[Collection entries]
═══
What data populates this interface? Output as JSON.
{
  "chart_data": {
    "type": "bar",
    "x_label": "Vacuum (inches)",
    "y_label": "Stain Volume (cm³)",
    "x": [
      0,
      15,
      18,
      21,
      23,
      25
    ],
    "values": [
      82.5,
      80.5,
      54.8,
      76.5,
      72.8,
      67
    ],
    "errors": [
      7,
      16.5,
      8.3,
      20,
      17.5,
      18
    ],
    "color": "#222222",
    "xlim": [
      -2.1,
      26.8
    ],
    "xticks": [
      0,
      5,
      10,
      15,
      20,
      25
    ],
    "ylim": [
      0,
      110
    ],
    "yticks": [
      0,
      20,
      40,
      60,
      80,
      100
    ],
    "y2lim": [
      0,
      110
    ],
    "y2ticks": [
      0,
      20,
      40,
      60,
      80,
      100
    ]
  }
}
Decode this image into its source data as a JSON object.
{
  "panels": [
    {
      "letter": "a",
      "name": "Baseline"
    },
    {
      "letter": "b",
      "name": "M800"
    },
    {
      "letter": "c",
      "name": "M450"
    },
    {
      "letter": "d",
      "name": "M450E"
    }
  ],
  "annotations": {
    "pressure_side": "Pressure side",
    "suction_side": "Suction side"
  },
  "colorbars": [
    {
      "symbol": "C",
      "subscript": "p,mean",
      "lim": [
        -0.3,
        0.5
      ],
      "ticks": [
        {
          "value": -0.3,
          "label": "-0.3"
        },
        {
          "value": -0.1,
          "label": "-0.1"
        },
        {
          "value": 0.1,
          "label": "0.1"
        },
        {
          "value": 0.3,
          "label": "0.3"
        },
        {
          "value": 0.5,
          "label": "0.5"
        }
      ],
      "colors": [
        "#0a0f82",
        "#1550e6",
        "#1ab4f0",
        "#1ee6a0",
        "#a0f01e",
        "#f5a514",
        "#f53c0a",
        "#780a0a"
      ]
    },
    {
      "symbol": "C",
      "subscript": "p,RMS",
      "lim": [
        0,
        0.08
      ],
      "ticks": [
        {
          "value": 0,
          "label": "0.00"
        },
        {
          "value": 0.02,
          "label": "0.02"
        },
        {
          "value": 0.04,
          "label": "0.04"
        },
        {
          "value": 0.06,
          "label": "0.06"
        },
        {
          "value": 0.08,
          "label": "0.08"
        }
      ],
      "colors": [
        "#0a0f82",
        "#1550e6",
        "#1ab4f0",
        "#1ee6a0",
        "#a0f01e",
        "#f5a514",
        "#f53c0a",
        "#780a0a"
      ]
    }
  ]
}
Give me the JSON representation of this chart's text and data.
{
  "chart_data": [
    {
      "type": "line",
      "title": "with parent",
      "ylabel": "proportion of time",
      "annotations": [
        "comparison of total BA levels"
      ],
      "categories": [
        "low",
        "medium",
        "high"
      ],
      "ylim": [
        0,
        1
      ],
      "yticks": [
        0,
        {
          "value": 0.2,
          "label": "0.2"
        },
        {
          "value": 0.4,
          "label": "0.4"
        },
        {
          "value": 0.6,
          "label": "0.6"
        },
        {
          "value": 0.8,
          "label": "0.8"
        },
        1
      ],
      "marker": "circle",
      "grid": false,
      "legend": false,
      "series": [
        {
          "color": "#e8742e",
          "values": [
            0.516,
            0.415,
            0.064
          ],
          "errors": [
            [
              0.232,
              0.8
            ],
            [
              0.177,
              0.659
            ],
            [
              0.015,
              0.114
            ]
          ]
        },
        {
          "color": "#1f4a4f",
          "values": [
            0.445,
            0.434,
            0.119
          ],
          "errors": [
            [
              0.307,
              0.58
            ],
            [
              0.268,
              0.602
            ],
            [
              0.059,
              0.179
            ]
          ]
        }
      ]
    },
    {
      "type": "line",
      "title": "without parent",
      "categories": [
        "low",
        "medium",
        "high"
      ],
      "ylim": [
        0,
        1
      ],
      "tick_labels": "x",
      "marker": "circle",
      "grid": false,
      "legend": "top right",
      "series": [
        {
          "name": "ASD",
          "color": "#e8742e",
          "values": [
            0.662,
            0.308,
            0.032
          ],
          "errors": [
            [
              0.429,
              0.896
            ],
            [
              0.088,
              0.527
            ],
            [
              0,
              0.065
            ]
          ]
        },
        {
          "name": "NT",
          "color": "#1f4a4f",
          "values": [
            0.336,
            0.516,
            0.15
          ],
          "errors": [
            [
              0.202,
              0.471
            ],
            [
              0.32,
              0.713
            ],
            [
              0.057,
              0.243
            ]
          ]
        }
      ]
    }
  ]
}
═══
Goal = Gather every line from the listing above in which "title" appears, and copy those lines.

Result of this exercise =
      "title": "with parent",
      "title": "without parent",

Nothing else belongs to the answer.